Output each entry below as it stands, leaving out every picture.

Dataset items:
┄┄┄┄┄┄

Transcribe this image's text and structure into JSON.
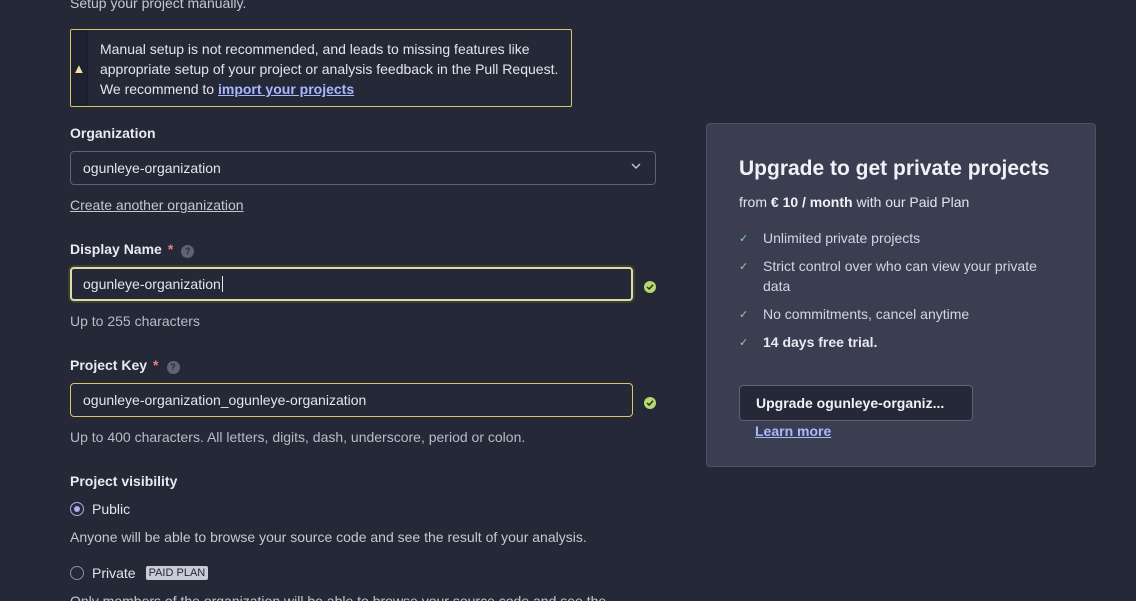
{
  "intro": {
    "text": "Setup your project manually."
  },
  "warning": {
    "icon": "warning-icon",
    "text": "Manual setup is not recommended, and leads to missing features like appropriate setup of your project or analysis feedback in the Pull Request. We recommend to",
    "link": "import your projects"
  },
  "organization": {
    "label": "Organization",
    "value": "ogunleye-organization",
    "create_link": "Create another organization"
  },
  "display_name": {
    "label": "Display Name",
    "required": "*",
    "value": "ogunleye-organization",
    "hint": "Up to 255 characters"
  },
  "project_key": {
    "label": "Project Key",
    "required": "*",
    "value": "ogunleye-organization_ogunleye-organization",
    "hint": "Up to 400 characters. All letters, digits, dash, underscore, period or colon."
  },
  "visibility": {
    "label": "Project visibility",
    "public_label": "Public",
    "public_desc": "Anyone will be able to browse your source code and see the result of your analysis.",
    "private_label": "Private",
    "paid_badge": "PAID PLAN",
    "private_desc": "Only members of the organization will be able to browse your source code and see the"
  },
  "upgrade": {
    "title": "Upgrade to get private projects",
    "sub_from": "from",
    "price": "€ 10 / month",
    "sub_rest": "with our Paid Plan",
    "benefits": [
      "Unlimited private projects",
      "Strict control over who can view your private data",
      "No commitments, cancel anytime",
      "14 days free trial."
    ],
    "button": "Upgrade ogunleye-organiz...",
    "learn_more": "Learn more"
  },
  "colors": {
    "background": "#252836",
    "warning_border": "#e2c56b",
    "link": "#a8b8ff",
    "success": "#b6d96b",
    "card_bg": "#3b3e50"
  }
}
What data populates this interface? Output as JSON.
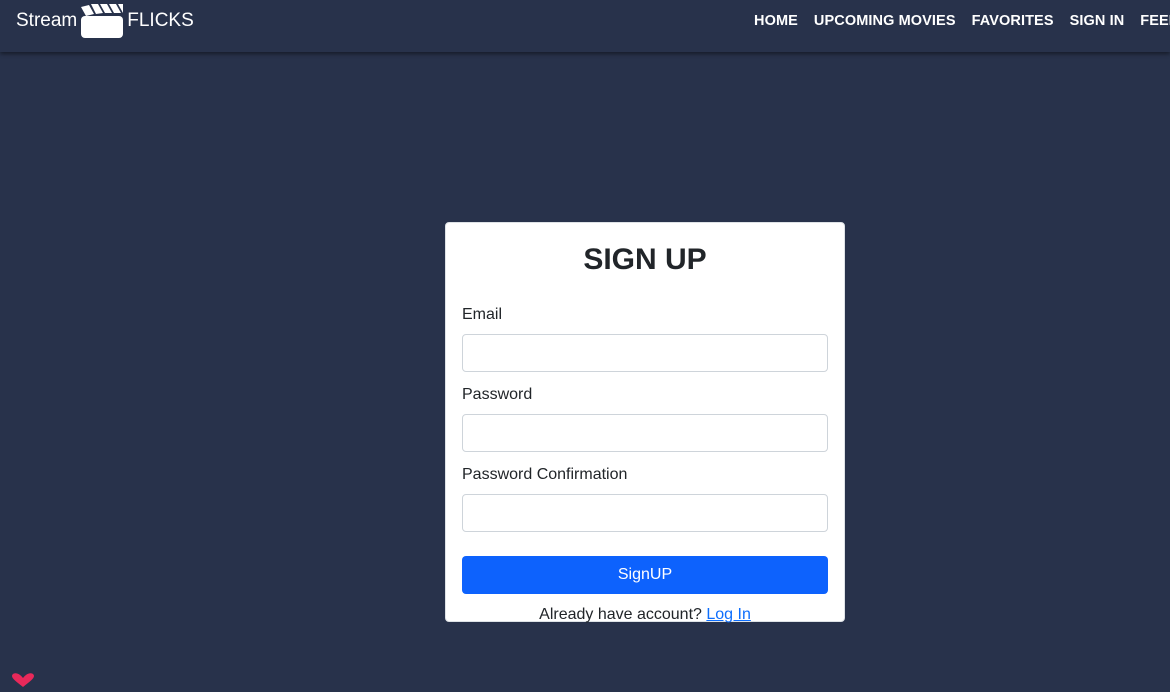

┄┄┄┄┄┄

» SOLVED PROBLEM:
Transcribe this image's text and structure into JSON.
{
  "intro": {
    "text": "Setup your project manually."
  },
  "warning": {
    "icon": "warning-icon",
    "text": "Manual setup is not recommended, and leads to missing features like appropriate setup of your project or analysis feedback in the Pull Request. We recommend to",
    "link": "import your projects"
  },
  "organization": {
    "label": "Organization",
    "value": "ogunleye-organization",
    "create_link": "Create another organization"
  },
  "display_name": {
    "label": "Display Name",
    "required": "*",
    "value": "ogunleye-organization",
    "hint": "Up to 255 characters"
  },
  "project_key": {
    "label": "Project Key",
    "required": "*",
    "value": "ogunleye-organization_ogunleye-organization",
    "hint": "Up to 400 characters. All letters, digits, dash, underscore, period or colon."
  },
  "visibility": {
    "label": "Project visibility",
    "public_label": "Public",
    "public_desc": "Anyone will be able to browse your source code and see the result of your analysis.",
    "private_label": "Private",
    "paid_badge": "PAID PLAN",
    "private_desc": "Only members of the organization will be able to browse your source code and see the"
  },
  "upgrade": {
    "title": "Upgrade to get private projects",
    "sub_from": "from",
    "price": "€ 10 / month",
    "sub_rest": "with our Paid Plan",
    "benefits": [
      "Unlimited private projects",
      "Strict control over who can view your private data",
      "No commitments, cancel anytime",
      "14 days free trial."
    ],
    "button": "Upgrade ogunleye-organiz...",
    "learn_more": "Learn more"
  },
  "colors": {
    "background": "#252836",
    "warning_border": "#e2c56b",
    "link": "#a8b8ff",
    "success": "#b6d96b",
    "card_bg": "#3b3e50"
  }
}
What data populates this interface? Output as JSON.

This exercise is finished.